- Task objective
The pictures are to be dropped, and the records below are to be restated word for word.

(Document page text data)

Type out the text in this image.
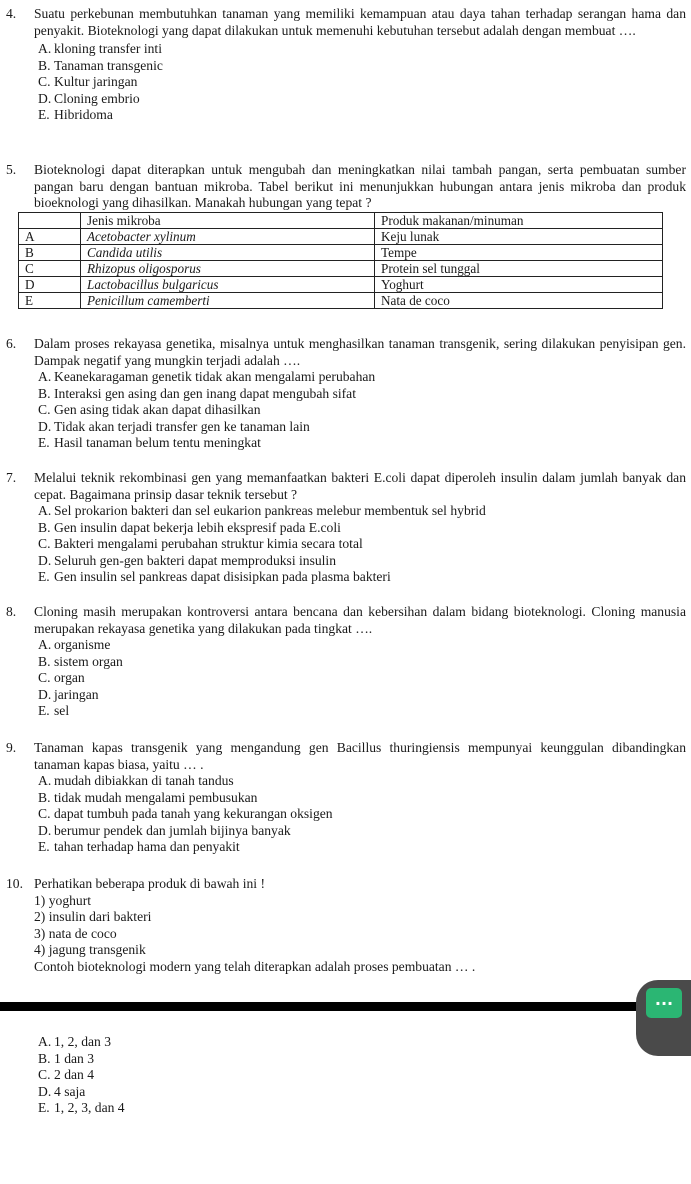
4.	Suatu perkebunan membutuhkan tanaman yang memiliki kemampuan atau daya tahan terhadap serangan hama dan penyakit. Bioteknologi yang dapat dilakukan untuk memenuhi kebutuhan tersebut adalah dengan membuat ….
A. kloning transfer inti
B. Tanaman transgenic
C. Kultur jaringan
D. Cloning embrio
E. Hibridoma
5.	Bioteknologi dapat diterapkan untuk mengubah dan meningkatkan nilai tambah pangan, serta pembuatan sumber pangan baru dengan bantuan mikroba. Tabel berikut ini menunjukkan hubungan antara jenis mikroba dan produk bioeknologi yang dihasilkan. Manakah hubungan yang tepat ?
	Jenis mikroba	Produk makanan/minuman
A	Acetobacter xylinum	Keju lunak
B	Candida utilis	Tempe
C	Rhizopus oligosporus	Protein sel tunggal
D	Lactobacillus bulgaricus	Yoghurt
E	Penicillum camemberti	Nata de coco
6.	Dalam proses rekayasa genetika, misalnya untuk menghasilkan tanaman transgenik, sering dilakukan penyisipan gen. Dampak negatif yang mungkin terjadi adalah ….
A. Keanekaragaman genetik tidak akan mengalami perubahan
B. Interaksi gen asing dan gen inang dapat mengubah sifat
C. Gen asing tidak akan dapat dihasilkan
D. Tidak akan terjadi transfer gen ke tanaman lain
E. Hasil tanaman belum tentu meningkat
7.	Melalui teknik rekombinasi gen yang memanfaatkan bakteri E.coli dapat diperoleh insulin dalam jumlah banyak dan cepat. Bagaimana prinsip dasar teknik tersebut ?
A. Sel prokarion bakteri dan sel eukarion pankreas melebur membentuk sel hybrid
B. Gen insulin dapat bekerja lebih ekspresif pada E.coli
C. Bakteri mengalami perubahan struktur kimia secara total
D. Seluruh gen-gen bakteri dapat memproduksi insulin
E. Gen insulin sel pankreas dapat disisipkan pada plasma bakteri
8.	Cloning masih merupakan kontroversi antara bencana dan kebersihan dalam bidang bioteknologi. Cloning manusia merupakan rekayasa genetika yang dilakukan pada tingkat ….
A. organisme
B. sistem organ
C. organ
D. jaringan
E. sel
9.	Tanaman kapas transgenik yang mengandung gen Bacillus thuringiensis mempunyai keunggulan dibandingkan tanaman kapas biasa, yaitu … .
A. mudah dibiakkan di tanah tandus
B. tidak mudah mengalami pembusukan
C. dapat tumbuh pada tanah yang kekurangan oksigen
D. berumur pendek dan jumlah bijinya banyak
E. tahan terhadap hama dan penyakit
10. Perhatikan beberapa produk di bawah ini !
1) yoghurt
2) insulin dari bakteri
3) nata de coco
4) jagung transgenik
Contoh bioteknologi modern yang telah diterapkan adalah proses pembuatan … .
...
A. 1, 2, dan 3
B. 1 dan 3
C. 2 dan 4
D. 4 saja
E. 1, 2, 3, dan 4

- Reply to the task
Type out the text in this image.
4.	Suatu perkebunan membutuhkan tanaman yang memiliki kemampuan atau daya tahan terhadap serangan hama dan penyakit. Bioteknologi yang dapat dilakukan untuk memenuhi kebutuhan tersebut adalah dengan membuat ….
A. kloning transfer inti
B. Tanaman transgenic
C. Kultur jaringan
D. Cloning embrio
E. Hibridoma
5.	Bioteknologi dapat diterapkan untuk mengubah dan meningkatkan nilai tambah pangan, serta pembuatan sumber pangan baru dengan bantuan mikroba. Tabel berikut ini menunjukkan hubungan antara jenis mikroba dan produk bioeknologi yang dihasilkan. Manakah hubungan yang tepat ?
	Jenis mikroba	Produk makanan/minuman
A	Acetobacter xylinum	Keju lunak
B	Candida utilis	Tempe
C	Rhizopus oligosporus	Protein sel tunggal
D	Lactobacillus bulgaricus	Yoghurt
E	Penicillum camemberti	Nata de coco
6.	Dalam proses rekayasa genetika, misalnya untuk menghasilkan tanaman transgenik, sering dilakukan penyisipan gen. Dampak negatif yang mungkin terjadi adalah ….
A. Keanekaragaman genetik tidak akan mengalami perubahan
B. Interaksi gen asing dan gen inang dapat mengubah sifat
C. Gen asing tidak akan dapat dihasilkan
D. Tidak akan terjadi transfer gen ke tanaman lain
E. Hasil tanaman belum tentu meningkat
7.	Melalui teknik rekombinasi gen yang memanfaatkan bakteri E.coli dapat diperoleh insulin dalam jumlah banyak dan cepat. Bagaimana prinsip dasar teknik tersebut ?
A. Sel prokarion bakteri dan sel eukarion pankreas melebur membentuk sel hybrid
B. Gen insulin dapat bekerja lebih ekspresif pada E.coli
C. Bakteri mengalami perubahan struktur kimia secara total
D. Seluruh gen-gen bakteri dapat memproduksi insulin
E. Gen insulin sel pankreas dapat disisipkan pada plasma bakteri
8.	Cloning masih merupakan kontroversi antara bencana dan kebersihan dalam bidang bioteknologi. Cloning manusia merupakan rekayasa genetika yang dilakukan pada tingkat ….
A. organisme
B. sistem organ
C. organ
D. jaringan
E. sel
9.	Tanaman kapas transgenik yang mengandung gen Bacillus thuringiensis mempunyai keunggulan dibandingkan tanaman kapas biasa, yaitu … .
A. mudah dibiakkan di tanah tandus
B. tidak mudah mengalami pembusukan
C. dapat tumbuh pada tanah yang kekurangan oksigen
D. berumur pendek dan jumlah bijinya banyak
E. tahan terhadap hama dan penyakit
10. Perhatikan beberapa produk di bawah ini !
1) yoghurt
2) insulin dari bakteri
3) nata de coco
4) jagung transgenik
Contoh bioteknologi modern yang telah diterapkan adalah proses pembuatan … .
...
A. 1, 2, dan 3
B. 1 dan 3
C. 2 dan 4
D. 4 saja
E. 1, 2, 3, dan 4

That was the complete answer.